*** SOURCE RECORDS ***

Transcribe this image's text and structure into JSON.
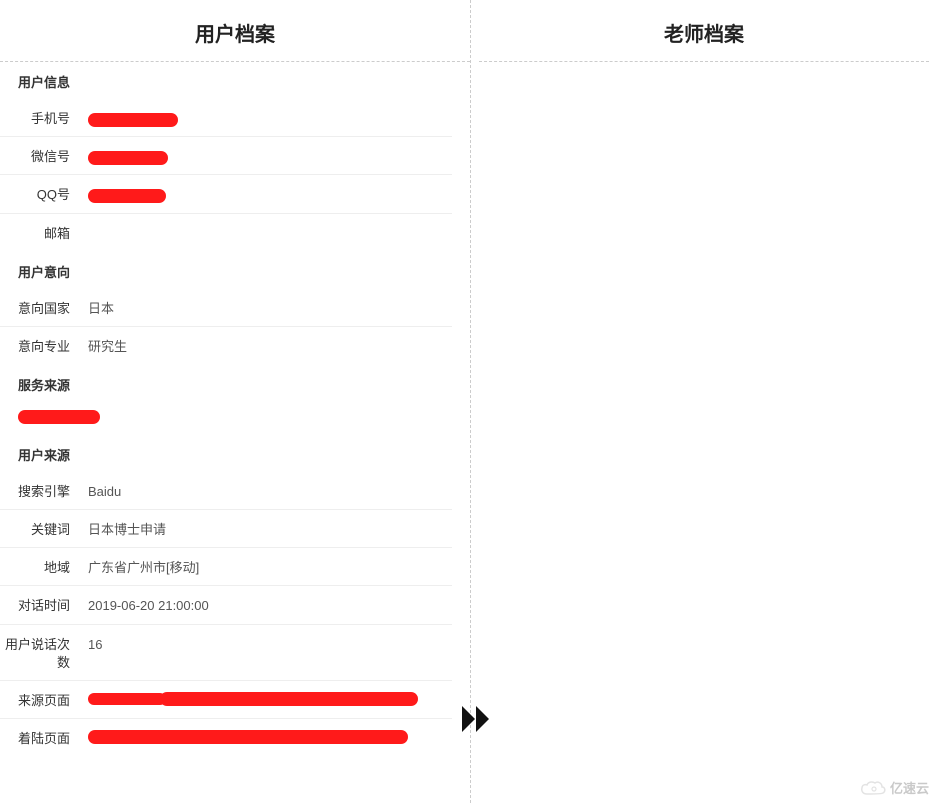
{
  "left": {
    "title": "用户档案",
    "sections": {
      "userInfo": {
        "header": "用户信息",
        "phone_label": "手机号",
        "wechat_label": "微信号",
        "qq_label": "QQ号",
        "email_label": "邮箱",
        "email_value": ""
      },
      "intention": {
        "header": "用户意向",
        "country_label": "意向国家",
        "country_value": "日本",
        "major_label": "意向专业",
        "major_value": "研究生"
      },
      "service": {
        "header": "服务来源"
      },
      "userSource": {
        "header": "用户来源",
        "engine_label": "搜索引擎",
        "engine_value": "Baidu",
        "keyword_label": "关键词",
        "keyword_value": "日本博士申请",
        "region_label": "地域",
        "region_value": "广东省广州市[移动]",
        "chattime_label": "对话时间",
        "chattime_value": "2019-06-20 21:00:00",
        "speakcount_label": "用户说话次数",
        "speakcount_value": "16",
        "srcpage_label": "来源页面",
        "landpage_label": "着陆页面"
      }
    }
  },
  "right": {
    "title": "老师档案"
  },
  "watermark": "亿速云"
}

***

_TASK BRIEF_
Leave the pictures out and write out every entry exactly as given.

_WRITTEN ANSWER_
Transcribe this image's text and structure into JSON.
{
  "left": {
    "title": "用户档案",
    "sections": {
      "userInfo": {
        "header": "用户信息",
        "phone_label": "手机号",
        "wechat_label": "微信号",
        "qq_label": "QQ号",
        "email_label": "邮箱",
        "email_value": ""
      },
      "intention": {
        "header": "用户意向",
        "country_label": "意向国家",
        "country_value": "日本",
        "major_label": "意向专业",
        "major_value": "研究生"
      },
      "service": {
        "header": "服务来源"
      },
      "userSource": {
        "header": "用户来源",
        "engine_label": "搜索引擎",
        "engine_value": "Baidu",
        "keyword_label": "关键词",
        "keyword_value": "日本博士申请",
        "region_label": "地域",
        "region_value": "广东省广州市[移动]",
        "chattime_label": "对话时间",
        "chattime_value": "2019-06-20 21:00:00",
        "speakcount_label": "用户说话次数",
        "speakcount_value": "16",
        "srcpage_label": "来源页面",
        "landpage_label": "着陆页面"
      }
    }
  },
  "right": {
    "title": "老师档案"
  },
  "watermark": "亿速云"
}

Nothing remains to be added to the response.